DATA FOR THIS EXERCISE:
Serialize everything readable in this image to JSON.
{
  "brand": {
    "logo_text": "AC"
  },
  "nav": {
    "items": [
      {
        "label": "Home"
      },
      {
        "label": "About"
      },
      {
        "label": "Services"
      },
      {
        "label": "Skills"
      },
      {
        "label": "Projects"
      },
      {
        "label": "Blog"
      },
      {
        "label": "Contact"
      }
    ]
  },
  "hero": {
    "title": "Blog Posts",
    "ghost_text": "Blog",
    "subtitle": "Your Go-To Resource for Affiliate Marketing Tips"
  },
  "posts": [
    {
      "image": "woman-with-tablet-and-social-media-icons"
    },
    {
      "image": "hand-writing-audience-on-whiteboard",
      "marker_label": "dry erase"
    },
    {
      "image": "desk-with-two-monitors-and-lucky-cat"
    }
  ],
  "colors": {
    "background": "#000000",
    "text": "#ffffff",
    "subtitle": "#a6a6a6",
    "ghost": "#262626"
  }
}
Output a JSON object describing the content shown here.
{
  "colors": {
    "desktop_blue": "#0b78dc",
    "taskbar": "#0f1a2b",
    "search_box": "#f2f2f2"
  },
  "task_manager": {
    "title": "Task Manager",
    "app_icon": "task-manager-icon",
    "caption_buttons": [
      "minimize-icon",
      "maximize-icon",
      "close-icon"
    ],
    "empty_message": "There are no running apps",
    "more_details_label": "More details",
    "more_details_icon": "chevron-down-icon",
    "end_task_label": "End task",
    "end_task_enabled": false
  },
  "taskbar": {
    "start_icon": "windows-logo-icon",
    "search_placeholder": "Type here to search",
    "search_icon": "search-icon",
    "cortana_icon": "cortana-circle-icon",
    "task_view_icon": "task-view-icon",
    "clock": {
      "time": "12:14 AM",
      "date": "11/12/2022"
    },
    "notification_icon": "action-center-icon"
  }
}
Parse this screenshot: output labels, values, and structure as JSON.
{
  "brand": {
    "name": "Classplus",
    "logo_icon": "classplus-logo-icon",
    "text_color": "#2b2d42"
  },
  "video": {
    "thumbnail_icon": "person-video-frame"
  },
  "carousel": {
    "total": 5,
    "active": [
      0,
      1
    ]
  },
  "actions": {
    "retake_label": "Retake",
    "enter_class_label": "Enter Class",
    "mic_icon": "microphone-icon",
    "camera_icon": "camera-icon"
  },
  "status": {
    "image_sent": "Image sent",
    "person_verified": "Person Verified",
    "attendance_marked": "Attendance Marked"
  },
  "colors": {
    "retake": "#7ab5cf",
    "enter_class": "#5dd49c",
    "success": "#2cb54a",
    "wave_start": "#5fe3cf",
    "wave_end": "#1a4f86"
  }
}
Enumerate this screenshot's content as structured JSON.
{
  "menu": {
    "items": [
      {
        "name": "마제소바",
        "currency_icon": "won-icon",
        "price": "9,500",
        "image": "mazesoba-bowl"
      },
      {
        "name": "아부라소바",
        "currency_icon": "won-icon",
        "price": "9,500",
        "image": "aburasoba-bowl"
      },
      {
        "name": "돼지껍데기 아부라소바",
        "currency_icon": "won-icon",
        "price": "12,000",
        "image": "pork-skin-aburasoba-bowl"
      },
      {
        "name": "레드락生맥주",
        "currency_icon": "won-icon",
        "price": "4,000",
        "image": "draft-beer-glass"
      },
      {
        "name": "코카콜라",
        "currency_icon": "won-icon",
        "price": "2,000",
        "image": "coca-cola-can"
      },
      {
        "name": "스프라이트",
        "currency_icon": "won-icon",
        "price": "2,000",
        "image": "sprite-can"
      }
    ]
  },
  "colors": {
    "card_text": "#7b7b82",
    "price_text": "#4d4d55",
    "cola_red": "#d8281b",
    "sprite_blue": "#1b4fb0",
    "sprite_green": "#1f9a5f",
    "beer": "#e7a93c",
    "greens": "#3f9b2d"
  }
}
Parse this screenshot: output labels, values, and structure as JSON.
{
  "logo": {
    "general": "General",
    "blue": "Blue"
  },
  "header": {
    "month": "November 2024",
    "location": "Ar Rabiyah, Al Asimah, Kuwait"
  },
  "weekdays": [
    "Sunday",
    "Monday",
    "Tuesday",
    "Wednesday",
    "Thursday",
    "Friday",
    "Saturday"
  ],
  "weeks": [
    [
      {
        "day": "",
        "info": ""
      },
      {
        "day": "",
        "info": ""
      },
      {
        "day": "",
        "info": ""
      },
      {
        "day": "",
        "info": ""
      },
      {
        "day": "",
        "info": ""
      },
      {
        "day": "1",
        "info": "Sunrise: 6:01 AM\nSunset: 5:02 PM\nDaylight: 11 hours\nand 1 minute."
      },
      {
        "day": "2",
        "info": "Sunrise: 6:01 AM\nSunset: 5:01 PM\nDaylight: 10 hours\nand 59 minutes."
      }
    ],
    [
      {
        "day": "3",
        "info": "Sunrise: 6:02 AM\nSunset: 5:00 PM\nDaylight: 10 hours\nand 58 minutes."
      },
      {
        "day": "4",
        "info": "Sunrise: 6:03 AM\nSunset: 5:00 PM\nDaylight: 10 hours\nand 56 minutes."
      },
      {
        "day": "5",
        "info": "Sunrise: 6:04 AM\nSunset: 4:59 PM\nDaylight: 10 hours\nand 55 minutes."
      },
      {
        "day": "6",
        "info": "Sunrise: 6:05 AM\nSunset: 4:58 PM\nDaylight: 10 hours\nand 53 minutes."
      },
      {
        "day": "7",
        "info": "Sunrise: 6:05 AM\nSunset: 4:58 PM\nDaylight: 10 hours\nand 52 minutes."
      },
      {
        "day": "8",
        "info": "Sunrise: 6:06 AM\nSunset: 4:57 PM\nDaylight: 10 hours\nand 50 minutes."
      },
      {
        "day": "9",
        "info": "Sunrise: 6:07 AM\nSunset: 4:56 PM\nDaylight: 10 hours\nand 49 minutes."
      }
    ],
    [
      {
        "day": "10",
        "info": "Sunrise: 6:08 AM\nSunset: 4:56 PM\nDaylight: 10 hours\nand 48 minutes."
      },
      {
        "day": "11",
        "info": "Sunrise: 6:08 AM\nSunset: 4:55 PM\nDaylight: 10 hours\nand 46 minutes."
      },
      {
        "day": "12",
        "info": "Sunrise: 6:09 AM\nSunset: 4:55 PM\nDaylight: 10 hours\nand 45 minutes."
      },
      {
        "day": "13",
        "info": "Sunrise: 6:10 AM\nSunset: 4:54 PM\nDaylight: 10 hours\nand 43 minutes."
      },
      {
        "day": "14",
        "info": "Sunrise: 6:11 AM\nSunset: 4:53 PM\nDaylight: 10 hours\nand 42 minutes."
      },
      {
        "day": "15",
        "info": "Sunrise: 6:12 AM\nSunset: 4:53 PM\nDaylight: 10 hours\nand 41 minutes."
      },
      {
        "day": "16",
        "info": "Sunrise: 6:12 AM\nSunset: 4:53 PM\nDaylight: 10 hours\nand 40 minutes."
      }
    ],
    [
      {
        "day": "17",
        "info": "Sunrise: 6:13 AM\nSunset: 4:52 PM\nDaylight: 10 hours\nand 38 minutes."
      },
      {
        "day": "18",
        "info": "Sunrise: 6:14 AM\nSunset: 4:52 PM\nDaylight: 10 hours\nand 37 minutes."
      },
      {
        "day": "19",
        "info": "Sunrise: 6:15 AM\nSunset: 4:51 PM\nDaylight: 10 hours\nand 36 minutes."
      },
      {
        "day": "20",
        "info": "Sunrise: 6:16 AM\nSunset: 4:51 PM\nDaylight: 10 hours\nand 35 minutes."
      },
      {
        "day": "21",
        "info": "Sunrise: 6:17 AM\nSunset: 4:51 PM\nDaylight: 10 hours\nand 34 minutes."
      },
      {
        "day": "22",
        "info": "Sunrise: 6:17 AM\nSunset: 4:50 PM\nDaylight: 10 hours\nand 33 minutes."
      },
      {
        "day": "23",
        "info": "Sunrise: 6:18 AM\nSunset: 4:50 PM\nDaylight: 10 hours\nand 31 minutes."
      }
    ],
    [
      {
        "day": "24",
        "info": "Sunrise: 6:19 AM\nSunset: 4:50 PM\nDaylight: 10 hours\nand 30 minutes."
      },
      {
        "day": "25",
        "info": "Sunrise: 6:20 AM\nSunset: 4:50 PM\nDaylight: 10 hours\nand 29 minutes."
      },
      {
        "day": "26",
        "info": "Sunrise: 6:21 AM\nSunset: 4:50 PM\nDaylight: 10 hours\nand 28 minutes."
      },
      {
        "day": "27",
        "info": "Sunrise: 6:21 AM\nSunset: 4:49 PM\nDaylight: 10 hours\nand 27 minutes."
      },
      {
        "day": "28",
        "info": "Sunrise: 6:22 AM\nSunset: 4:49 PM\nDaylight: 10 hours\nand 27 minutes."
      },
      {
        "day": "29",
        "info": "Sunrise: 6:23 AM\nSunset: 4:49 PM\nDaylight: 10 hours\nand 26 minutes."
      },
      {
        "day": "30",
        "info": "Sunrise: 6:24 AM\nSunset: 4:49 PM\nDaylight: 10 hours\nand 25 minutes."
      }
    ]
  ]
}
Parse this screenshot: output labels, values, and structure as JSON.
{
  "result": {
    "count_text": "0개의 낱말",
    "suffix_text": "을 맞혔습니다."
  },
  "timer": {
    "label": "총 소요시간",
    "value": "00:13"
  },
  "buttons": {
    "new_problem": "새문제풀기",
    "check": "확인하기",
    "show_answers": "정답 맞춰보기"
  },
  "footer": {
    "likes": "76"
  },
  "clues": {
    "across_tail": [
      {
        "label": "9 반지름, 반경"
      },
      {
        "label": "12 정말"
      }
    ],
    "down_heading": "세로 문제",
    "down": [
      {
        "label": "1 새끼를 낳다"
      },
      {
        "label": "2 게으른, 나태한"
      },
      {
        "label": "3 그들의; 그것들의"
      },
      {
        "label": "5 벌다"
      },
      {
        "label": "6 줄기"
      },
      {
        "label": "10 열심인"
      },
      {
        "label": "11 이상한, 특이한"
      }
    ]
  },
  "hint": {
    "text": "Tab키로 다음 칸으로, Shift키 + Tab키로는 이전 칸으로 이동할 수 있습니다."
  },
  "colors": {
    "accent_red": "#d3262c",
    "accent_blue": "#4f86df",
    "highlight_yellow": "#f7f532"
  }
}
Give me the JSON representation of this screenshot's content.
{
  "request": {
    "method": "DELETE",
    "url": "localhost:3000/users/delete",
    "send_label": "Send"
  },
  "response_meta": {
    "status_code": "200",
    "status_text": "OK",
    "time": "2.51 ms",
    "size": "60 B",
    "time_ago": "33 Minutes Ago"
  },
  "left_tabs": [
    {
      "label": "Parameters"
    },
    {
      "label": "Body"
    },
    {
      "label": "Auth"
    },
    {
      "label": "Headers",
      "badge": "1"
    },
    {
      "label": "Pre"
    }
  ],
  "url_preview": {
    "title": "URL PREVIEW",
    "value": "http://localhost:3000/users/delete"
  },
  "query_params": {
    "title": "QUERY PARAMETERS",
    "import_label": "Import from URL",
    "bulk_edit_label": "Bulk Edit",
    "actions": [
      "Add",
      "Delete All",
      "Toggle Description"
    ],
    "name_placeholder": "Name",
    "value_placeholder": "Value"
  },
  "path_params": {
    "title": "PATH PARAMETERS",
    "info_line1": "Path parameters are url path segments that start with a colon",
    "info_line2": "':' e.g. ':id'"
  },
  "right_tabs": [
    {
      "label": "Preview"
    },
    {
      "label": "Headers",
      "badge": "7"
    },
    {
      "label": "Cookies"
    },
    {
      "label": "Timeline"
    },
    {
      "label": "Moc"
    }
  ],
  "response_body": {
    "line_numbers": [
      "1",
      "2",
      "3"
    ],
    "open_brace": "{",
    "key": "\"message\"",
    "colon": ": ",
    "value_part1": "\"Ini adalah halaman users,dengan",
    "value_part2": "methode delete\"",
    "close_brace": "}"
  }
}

WORK INSTRUCTIONS:
Find the string "subtitle" in the listing and return every line that holds it.

RESULT:
    "subtitle": "Your Go-To Resource for Affiliate Marketing Tips"
    "subtitle": "#a6a6a6",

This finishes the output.